> _EXERCISE_
Go through the listing below and gather every line with the word "shortcut".
# Start of GIVEN RECORDS
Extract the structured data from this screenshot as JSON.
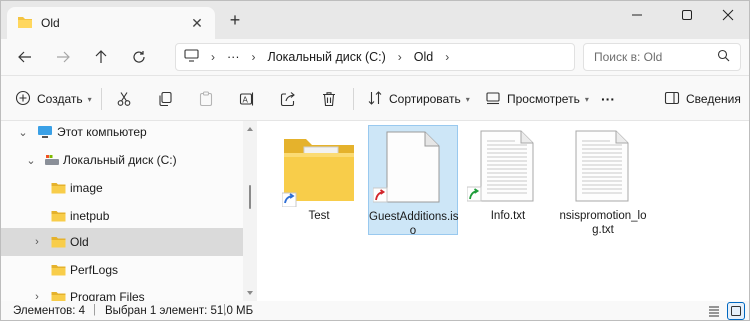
{
  "window": {
    "tab_title": "Old",
    "new_tab": "+",
    "close_tab": "✕"
  },
  "nav": {
    "address": {
      "ellipsis": "···",
      "crumbs": [
        "Локальный диск (C:)",
        "Old"
      ]
    },
    "search_placeholder": "Поиск в: Old"
  },
  "commands": {
    "create": "Создать",
    "sort": "Сортировать",
    "view": "Просмотреть",
    "more": "···",
    "details": "Сведения"
  },
  "tree": [
    {
      "label": "Этот компьютер",
      "icon": "computer-icon",
      "expanded": true
    },
    {
      "label": "Локальный диск (C:)",
      "icon": "drive-icon",
      "expanded": true
    },
    {
      "label": "image",
      "icon": "folder-icon"
    },
    {
      "label": "inetpub",
      "icon": "folder-icon"
    },
    {
      "label": "Old",
      "icon": "folder-icon",
      "selected": true
    },
    {
      "label": "PerfLogs",
      "icon": "folder-icon"
    },
    {
      "label": "Program Files",
      "icon": "folder-icon"
    }
  ],
  "files": [
    {
      "name": "Test",
      "icon": "folder-shortcut-icon"
    },
    {
      "name": "GuestAdditions.iso",
      "name_line1": "GuestAdditions.is",
      "name_line2": "o",
      "icon": "iso-shortcut-icon",
      "selected": true
    },
    {
      "name": "Info.txt",
      "icon": "text-file-shortcut-icon"
    },
    {
      "name": "nsispromotion_log.txt",
      "name_line1": "nsispromotion_lo",
      "name_line2": "g.txt",
      "icon": "text-file-icon"
    }
  ],
  "status": {
    "items_count": "Элементов: 4",
    "selection": "Выбран 1 элемент: 51,0 МБ"
  },
  "colors": {
    "folder": "#f4c441",
    "selection": "#cde6f7",
    "accent": "#0067c0"
  }
}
# End of GIVEN RECORDS
> _SOLUTION_
      "icon": "folder-shortcut-icon"
      "icon": "iso-shortcut-icon",
      "icon": "text-file-shortcut-icon"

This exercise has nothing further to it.